[SHORT PROBLEM] Reproduce the listing word for word. Skip any image.

═══ RECORD SET ═══

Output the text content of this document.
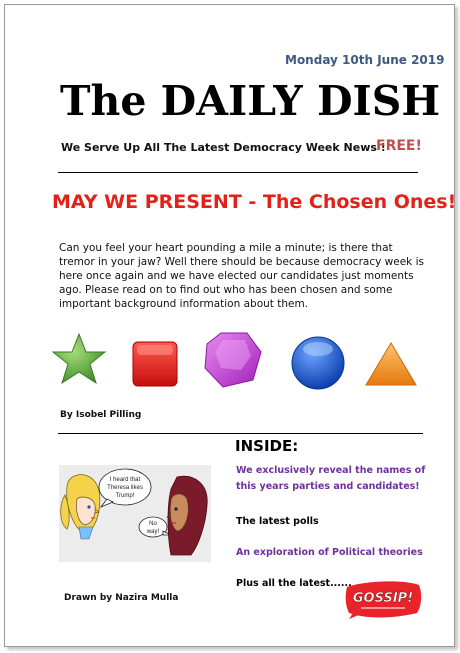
Monday 10th June 2019
The DAILY DISH
We Serve Up All The Latest Democracy Week News !
FREE!
MAY WE PRESENT - The Chosen Ones!
Can you feel your heart pounding a mile a minute; is there that tremor in your jaw? Well there should be because democracy week is here once again and we have elected our candidates just moments ago. Please read on to find out who has been chosen and some important background information about them.
By Isobel Pilling
INSIDE:
We exclusively reveal the names of this years parties and candidates!
The latest polls
An exploration of Political theories
Plus all the latest......
I heard that
Theresa likes
Trump!
No
way!
Drawn by Nazira Mulla	GOSSIP!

═══

[SOLVED PROBLEM]
Output the text content of this document.
Monday 10th June 2019
The DAILY DISH
We Serve Up All The Latest Democracy Week News !
FREE!
MAY WE PRESENT - The Chosen Ones!
Can you feel your heart pounding a mile a minute; is there that tremor in your jaw? Well there should be because democracy week is here once again and we have elected our candidates just moments ago. Please read on to find out who has been chosen and some important background information about them.
By Isobel Pilling
INSIDE:
We exclusively reveal the names of this years parties and candidates!
The latest polls
An exploration of Political theories
Plus all the latest......
I heard that
Theresa likes
Trump!
No
way!
Drawn by Nazira Mulla	GOSSIP!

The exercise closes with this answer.